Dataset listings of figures
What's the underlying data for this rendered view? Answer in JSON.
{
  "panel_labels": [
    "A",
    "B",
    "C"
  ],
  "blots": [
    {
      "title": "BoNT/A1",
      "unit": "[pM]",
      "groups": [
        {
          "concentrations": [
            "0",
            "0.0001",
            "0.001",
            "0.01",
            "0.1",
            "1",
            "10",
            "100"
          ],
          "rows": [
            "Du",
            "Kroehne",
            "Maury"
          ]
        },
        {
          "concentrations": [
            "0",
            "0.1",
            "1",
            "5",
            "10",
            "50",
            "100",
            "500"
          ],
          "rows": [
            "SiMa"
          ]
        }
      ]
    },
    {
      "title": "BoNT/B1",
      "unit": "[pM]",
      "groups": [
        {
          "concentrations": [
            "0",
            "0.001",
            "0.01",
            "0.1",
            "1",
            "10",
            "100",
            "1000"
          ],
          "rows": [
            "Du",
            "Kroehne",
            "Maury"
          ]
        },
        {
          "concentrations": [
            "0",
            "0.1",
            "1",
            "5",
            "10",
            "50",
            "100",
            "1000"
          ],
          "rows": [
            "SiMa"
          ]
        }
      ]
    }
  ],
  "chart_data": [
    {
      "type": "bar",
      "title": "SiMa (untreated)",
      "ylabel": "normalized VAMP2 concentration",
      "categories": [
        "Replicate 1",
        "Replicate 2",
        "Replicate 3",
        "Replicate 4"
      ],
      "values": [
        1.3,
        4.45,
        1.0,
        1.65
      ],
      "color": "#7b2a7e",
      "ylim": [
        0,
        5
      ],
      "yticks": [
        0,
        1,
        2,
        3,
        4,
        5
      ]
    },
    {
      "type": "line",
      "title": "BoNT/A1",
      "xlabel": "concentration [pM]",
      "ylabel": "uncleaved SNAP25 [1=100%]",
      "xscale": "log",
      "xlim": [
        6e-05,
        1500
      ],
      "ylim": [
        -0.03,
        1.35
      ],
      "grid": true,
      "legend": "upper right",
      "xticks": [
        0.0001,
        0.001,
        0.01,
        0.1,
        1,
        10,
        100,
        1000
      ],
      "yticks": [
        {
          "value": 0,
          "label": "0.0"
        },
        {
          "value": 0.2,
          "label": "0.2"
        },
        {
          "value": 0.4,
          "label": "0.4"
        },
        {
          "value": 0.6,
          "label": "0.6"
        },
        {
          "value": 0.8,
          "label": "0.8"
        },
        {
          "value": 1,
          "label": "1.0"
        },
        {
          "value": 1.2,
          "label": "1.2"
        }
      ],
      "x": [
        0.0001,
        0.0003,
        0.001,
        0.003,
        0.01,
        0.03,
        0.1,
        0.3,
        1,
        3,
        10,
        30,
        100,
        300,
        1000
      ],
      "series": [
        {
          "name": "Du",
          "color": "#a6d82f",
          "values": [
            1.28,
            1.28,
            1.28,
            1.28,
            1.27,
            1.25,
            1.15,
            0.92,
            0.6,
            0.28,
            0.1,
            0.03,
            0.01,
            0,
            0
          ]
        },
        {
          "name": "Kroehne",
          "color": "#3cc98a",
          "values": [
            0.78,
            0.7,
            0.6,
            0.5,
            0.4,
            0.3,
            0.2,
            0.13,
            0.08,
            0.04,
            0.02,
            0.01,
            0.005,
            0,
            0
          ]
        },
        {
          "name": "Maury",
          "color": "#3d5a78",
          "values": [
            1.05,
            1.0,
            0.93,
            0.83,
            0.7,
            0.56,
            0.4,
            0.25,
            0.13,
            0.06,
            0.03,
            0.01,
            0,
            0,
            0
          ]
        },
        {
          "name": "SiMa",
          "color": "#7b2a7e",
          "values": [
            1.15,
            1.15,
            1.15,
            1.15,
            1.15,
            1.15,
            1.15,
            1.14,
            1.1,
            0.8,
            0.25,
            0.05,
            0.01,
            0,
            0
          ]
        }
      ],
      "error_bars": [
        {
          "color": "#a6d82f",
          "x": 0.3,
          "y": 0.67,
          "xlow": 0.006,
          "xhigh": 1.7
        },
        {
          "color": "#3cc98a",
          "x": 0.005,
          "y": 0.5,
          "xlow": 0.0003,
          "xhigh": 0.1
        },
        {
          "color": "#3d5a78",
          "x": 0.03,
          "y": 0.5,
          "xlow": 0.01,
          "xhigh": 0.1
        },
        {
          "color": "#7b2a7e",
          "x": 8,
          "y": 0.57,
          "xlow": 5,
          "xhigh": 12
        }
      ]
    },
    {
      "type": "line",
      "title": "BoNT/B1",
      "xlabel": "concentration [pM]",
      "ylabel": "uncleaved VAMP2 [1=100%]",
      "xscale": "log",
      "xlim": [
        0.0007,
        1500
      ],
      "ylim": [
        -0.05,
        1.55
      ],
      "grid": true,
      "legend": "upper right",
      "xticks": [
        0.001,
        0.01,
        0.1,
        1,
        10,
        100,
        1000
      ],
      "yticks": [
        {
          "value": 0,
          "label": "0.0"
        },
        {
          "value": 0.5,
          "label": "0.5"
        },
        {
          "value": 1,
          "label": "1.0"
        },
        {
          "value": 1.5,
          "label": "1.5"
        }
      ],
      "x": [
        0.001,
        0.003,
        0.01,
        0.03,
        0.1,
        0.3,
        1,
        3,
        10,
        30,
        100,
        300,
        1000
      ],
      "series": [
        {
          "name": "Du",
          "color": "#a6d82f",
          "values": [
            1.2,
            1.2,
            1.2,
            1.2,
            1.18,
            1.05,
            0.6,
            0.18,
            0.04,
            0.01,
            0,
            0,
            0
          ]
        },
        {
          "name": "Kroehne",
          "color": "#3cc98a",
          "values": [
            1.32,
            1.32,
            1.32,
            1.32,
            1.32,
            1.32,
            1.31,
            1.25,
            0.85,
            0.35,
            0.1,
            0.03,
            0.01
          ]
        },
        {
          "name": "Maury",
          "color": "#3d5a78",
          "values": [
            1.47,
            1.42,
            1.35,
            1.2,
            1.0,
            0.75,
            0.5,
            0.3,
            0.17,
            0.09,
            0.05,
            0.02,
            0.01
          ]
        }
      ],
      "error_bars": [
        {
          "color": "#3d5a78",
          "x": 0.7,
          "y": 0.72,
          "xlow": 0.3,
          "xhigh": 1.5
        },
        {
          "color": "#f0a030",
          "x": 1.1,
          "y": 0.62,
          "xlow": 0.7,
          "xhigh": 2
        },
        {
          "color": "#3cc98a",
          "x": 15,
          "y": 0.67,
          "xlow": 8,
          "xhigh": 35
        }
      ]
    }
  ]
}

• THE EXERCISE
Using the data above, return each line exactly as written.

• TASK SOLUTION
What's the underlying data for this rendered view? Answer in JSON.
{
  "panel_labels": [
    "A",
    "B",
    "C"
  ],
  "blots": [
    {
      "title": "BoNT/A1",
      "unit": "[pM]",
      "groups": [
        {
          "concentrations": [
            "0",
            "0.0001",
            "0.001",
            "0.01",
            "0.1",
            "1",
            "10",
            "100"
          ],
          "rows": [
            "Du",
            "Kroehne",
            "Maury"
          ]
        },
        {
          "concentrations": [
            "0",
            "0.1",
            "1",
            "5",
            "10",
            "50",
            "100",
            "500"
          ],
          "rows": [
            "SiMa"
          ]
        }
      ]
    },
    {
      "title": "BoNT/B1",
      "unit": "[pM]",
      "groups": [
        {
          "concentrations": [
            "0",
            "0.001",
            "0.01",
            "0.1",
            "1",
            "10",
            "100",
            "1000"
          ],
          "rows": [
            "Du",
            "Kroehne",
            "Maury"
          ]
        },
        {
          "concentrations": [
            "0",
            "0.1",
            "1",
            "5",
            "10",
            "50",
            "100",
            "1000"
          ],
          "rows": [
            "SiMa"
          ]
        }
      ]
    }
  ],
  "chart_data": [
    {
      "type": "bar",
      "title": "SiMa (untreated)",
      "ylabel": "normalized VAMP2 concentration",
      "categories": [
        "Replicate 1",
        "Replicate 2",
        "Replicate 3",
        "Replicate 4"
      ],
      "values": [
        1.3,
        4.45,
        1.0,
        1.65
      ],
      "color": "#7b2a7e",
      "ylim": [
        0,
        5
      ],
      "yticks": [
        0,
        1,
        2,
        3,
        4,
        5
      ]
    },
    {
      "type": "line",
      "title": "BoNT/A1",
      "xlabel": "concentration [pM]",
      "ylabel": "uncleaved SNAP25 [1=100%]",
      "xscale": "log",
      "xlim": [
        6e-05,
        1500
      ],
      "ylim": [
        -0.03,
        1.35
      ],
      "grid": true,
      "legend": "upper right",
      "xticks": [
        0.0001,
        0.001,
        0.01,
        0.1,
        1,
        10,
        100,
        1000
      ],
      "yticks": [
        {
          "value": 0,
          "label": "0.0"
        },
        {
          "value": 0.2,
          "label": "0.2"
        },
        {
          "value": 0.4,
          "label": "0.4"
        },
        {
          "value": 0.6,
          "label": "0.6"
        },
        {
          "value": 0.8,
          "label": "0.8"
        },
        {
          "value": 1,
          "label": "1.0"
        },
        {
          "value": 1.2,
          "label": "1.2"
        }
      ],
      "x": [
        0.0001,
        0.0003,
        0.001,
        0.003,
        0.01,
        0.03,
        0.1,
        0.3,
        1,
        3,
        10,
        30,
        100,
        300,
        1000
      ],
      "series": [
        {
          "name": "Du",
          "color": "#a6d82f",
          "values": [
            1.28,
            1.28,
            1.28,
            1.28,
            1.27,
            1.25,
            1.15,
            0.92,
            0.6,
            0.28,
            0.1,
            0.03,
            0.01,
            0,
            0
          ]
        },
        {
          "name": "Kroehne",
          "color": "#3cc98a",
          "values": [
            0.78,
            0.7,
            0.6,
            0.5,
            0.4,
            0.3,
            0.2,
            0.13,
            0.08,
            0.04,
            0.02,
            0.01,
            0.005,
            0,
            0
          ]
        },
        {
          "name": "Maury",
          "color": "#3d5a78",
          "values": [
            1.05,
            1.0,
            0.93,
            0.83,
            0.7,
            0.56,
            0.4,
            0.25,
            0.13,
            0.06,
            0.03,
            0.01,
            0,
            0,
            0
          ]
        },
        {
          "name": "SiMa",
          "color": "#7b2a7e",
          "values": [
            1.15,
            1.15,
            1.15,
            1.15,
            1.15,
            1.15,
            1.15,
            1.14,
            1.1,
            0.8,
            0.25,
            0.05,
            0.01,
            0,
            0
          ]
        }
      ],
      "error_bars": [
        {
          "color": "#a6d82f",
          "x": 0.3,
          "y": 0.67,
          "xlow": 0.006,
          "xhigh": 1.7
        },
        {
          "color": "#3cc98a",
          "x": 0.005,
          "y": 0.5,
          "xlow": 0.0003,
          "xhigh": 0.1
        },
        {
          "color": "#3d5a78",
          "x": 0.03,
          "y": 0.5,
          "xlow": 0.01,
          "xhigh": 0.1
        },
        {
          "color": "#7b2a7e",
          "x": 8,
          "y": 0.57,
          "xlow": 5,
          "xhigh": 12
        }
      ]
    },
    {
      "type": "line",
      "title": "BoNT/B1",
      "xlabel": "concentration [pM]",
      "ylabel": "uncleaved VAMP2 [1=100%]",
      "xscale": "log",
      "xlim": [
        0.0007,
        1500
      ],
      "ylim": [
        -0.05,
        1.55
      ],
      "grid": true,
      "legend": "upper right",
      "xticks": [
        0.001,
        0.01,
        0.1,
        1,
        10,
        100,
        1000
      ],
      "yticks": [
        {
          "value": 0,
          "label": "0.0"
        },
        {
          "value": 0.5,
          "label": "0.5"
        },
        {
          "value": 1,
          "label": "1.0"
        },
        {
          "value": 1.5,
          "label": "1.5"
        }
      ],
      "x": [
        0.001,
        0.003,
        0.01,
        0.03,
        0.1,
        0.3,
        1,
        3,
        10,
        30,
        100,
        300,
        1000
      ],
      "series": [
        {
          "name": "Du",
          "color": "#a6d82f",
          "values": [
            1.2,
            1.2,
            1.2,
            1.2,
            1.18,
            1.05,
            0.6,
            0.18,
            0.04,
            0.01,
            0,
            0,
            0
          ]
        },
        {
          "name": "Kroehne",
          "color": "#3cc98a",
          "values": [
            1.32,
            1.32,
            1.32,
            1.32,
            1.32,
            1.32,
            1.31,
            1.25,
            0.85,
            0.35,
            0.1,
            0.03,
            0.01
          ]
        },
        {
          "name": "Maury",
          "color": "#3d5a78",
          "values": [
            1.47,
            1.42,
            1.35,
            1.2,
            1.0,
            0.75,
            0.5,
            0.3,
            0.17,
            0.09,
            0.05,
            0.02,
            0.01
          ]
        }
      ],
      "error_bars": [
        {
          "color": "#3d5a78",
          "x": 0.7,
          "y": 0.72,
          "xlow": 0.3,
          "xhigh": 1.5
        },
        {
          "color": "#f0a030",
          "x": 1.1,
          "y": 0.62,
          "xlow": 0.7,
          "xhigh": 2
        },
        {
          "color": "#3cc98a",
          "x": 15,
          "y": 0.67,
          "xlow": 8,
          "xhigh": 35
        }
      ]
    }
  ]
}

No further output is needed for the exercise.